** Start of Provided records **

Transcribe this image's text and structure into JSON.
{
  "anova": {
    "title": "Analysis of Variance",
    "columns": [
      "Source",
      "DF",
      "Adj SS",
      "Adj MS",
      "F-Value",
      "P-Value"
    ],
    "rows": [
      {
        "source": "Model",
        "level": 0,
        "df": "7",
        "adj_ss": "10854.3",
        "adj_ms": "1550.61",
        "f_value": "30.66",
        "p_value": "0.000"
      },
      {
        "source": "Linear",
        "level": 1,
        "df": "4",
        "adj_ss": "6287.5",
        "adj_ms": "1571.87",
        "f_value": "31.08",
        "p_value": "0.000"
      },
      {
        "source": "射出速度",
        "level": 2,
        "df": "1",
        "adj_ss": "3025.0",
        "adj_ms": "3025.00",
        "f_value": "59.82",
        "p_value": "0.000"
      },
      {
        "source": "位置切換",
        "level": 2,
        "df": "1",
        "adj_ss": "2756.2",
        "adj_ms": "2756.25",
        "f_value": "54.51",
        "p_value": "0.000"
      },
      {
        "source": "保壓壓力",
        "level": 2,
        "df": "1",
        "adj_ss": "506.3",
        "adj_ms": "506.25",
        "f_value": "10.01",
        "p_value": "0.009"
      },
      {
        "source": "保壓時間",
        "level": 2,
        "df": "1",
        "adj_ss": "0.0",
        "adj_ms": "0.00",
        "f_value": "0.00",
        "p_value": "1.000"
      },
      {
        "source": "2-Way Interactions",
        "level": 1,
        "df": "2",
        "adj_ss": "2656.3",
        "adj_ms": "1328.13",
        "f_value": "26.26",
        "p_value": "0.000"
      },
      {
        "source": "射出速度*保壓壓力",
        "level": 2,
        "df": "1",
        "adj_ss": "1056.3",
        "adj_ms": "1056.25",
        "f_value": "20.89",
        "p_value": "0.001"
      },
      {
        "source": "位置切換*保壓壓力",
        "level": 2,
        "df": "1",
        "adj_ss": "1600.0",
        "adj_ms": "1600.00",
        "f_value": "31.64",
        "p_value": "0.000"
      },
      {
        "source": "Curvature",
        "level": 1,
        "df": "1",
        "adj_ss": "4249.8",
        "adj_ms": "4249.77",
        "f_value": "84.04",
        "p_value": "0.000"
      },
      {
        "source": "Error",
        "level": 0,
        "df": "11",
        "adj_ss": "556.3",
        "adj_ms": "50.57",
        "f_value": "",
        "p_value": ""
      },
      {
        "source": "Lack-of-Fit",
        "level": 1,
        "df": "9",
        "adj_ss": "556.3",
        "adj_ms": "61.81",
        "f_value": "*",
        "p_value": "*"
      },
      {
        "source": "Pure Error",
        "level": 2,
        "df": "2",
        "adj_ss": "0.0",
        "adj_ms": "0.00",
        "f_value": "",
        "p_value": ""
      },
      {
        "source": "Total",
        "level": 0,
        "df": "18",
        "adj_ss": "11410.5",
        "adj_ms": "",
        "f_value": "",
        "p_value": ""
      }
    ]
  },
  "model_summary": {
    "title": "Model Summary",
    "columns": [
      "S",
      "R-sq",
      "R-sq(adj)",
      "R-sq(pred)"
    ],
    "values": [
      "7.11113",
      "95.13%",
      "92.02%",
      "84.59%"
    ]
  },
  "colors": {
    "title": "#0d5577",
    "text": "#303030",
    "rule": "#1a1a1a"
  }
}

** End of Provided records **

* What to work on: Reproduce every record above exactly as it appears.

* Solved problem:
Transcribe this image's text and structure into JSON.
{
  "anova": {
    "title": "Analysis of Variance",
    "columns": [
      "Source",
      "DF",
      "Adj SS",
      "Adj MS",
      "F-Value",
      "P-Value"
    ],
    "rows": [
      {
        "source": "Model",
        "level": 0,
        "df": "7",
        "adj_ss": "10854.3",
        "adj_ms": "1550.61",
        "f_value": "30.66",
        "p_value": "0.000"
      },
      {
        "source": "Linear",
        "level": 1,
        "df": "4",
        "adj_ss": "6287.5",
        "adj_ms": "1571.87",
        "f_value": "31.08",
        "p_value": "0.000"
      },
      {
        "source": "射出速度",
        "level": 2,
        "df": "1",
        "adj_ss": "3025.0",
        "adj_ms": "3025.00",
        "f_value": "59.82",
        "p_value": "0.000"
      },
      {
        "source": "位置切換",
        "level": 2,
        "df": "1",
        "adj_ss": "2756.2",
        "adj_ms": "2756.25",
        "f_value": "54.51",
        "p_value": "0.000"
      },
      {
        "source": "保壓壓力",
        "level": 2,
        "df": "1",
        "adj_ss": "506.3",
        "adj_ms": "506.25",
        "f_value": "10.01",
        "p_value": "0.009"
      },
      {
        "source": "保壓時間",
        "level": 2,
        "df": "1",
        "adj_ss": "0.0",
        "adj_ms": "0.00",
        "f_value": "0.00",
        "p_value": "1.000"
      },
      {
        "source": "2-Way Interactions",
        "level": 1,
        "df": "2",
        "adj_ss": "2656.3",
        "adj_ms": "1328.13",
        "f_value": "26.26",
        "p_value": "0.000"
      },
      {
        "source": "射出速度*保壓壓力",
        "level": 2,
        "df": "1",
        "adj_ss": "1056.3",
        "adj_ms": "1056.25",
        "f_value": "20.89",
        "p_value": "0.001"
      },
      {
        "source": "位置切換*保壓壓力",
        "level": 2,
        "df": "1",
        "adj_ss": "1600.0",
        "adj_ms": "1600.00",
        "f_value": "31.64",
        "p_value": "0.000"
      },
      {
        "source": "Curvature",
        "level": 1,
        "df": "1",
        "adj_ss": "4249.8",
        "adj_ms": "4249.77",
        "f_value": "84.04",
        "p_value": "0.000"
      },
      {
        "source": "Error",
        "level": 0,
        "df": "11",
        "adj_ss": "556.3",
        "adj_ms": "50.57",
        "f_value": "",
        "p_value": ""
      },
      {
        "source": "Lack-of-Fit",
        "level": 1,
        "df": "9",
        "adj_ss": "556.3",
        "adj_ms": "61.81",
        "f_value": "*",
        "p_value": "*"
      },
      {
        "source": "Pure Error",
        "level": 2,
        "df": "2",
        "adj_ss": "0.0",
        "adj_ms": "0.00",
        "f_value": "",
        "p_value": ""
      },
      {
        "source": "Total",
        "level": 0,
        "df": "18",
        "adj_ss": "11410.5",
        "adj_ms": "",
        "f_value": "",
        "p_value": ""
      }
    ]
  },
  "model_summary": {
    "title": "Model Summary",
    "columns": [
      "S",
      "R-sq",
      "R-sq(adj)",
      "R-sq(pred)"
    ],
    "values": [
      "7.11113",
      "95.13%",
      "92.02%",
      "84.59%"
    ]
  },
  "colors": {
    "title": "#0d5577",
    "text": "#303030",
    "rule": "#1a1a1a"
  }
}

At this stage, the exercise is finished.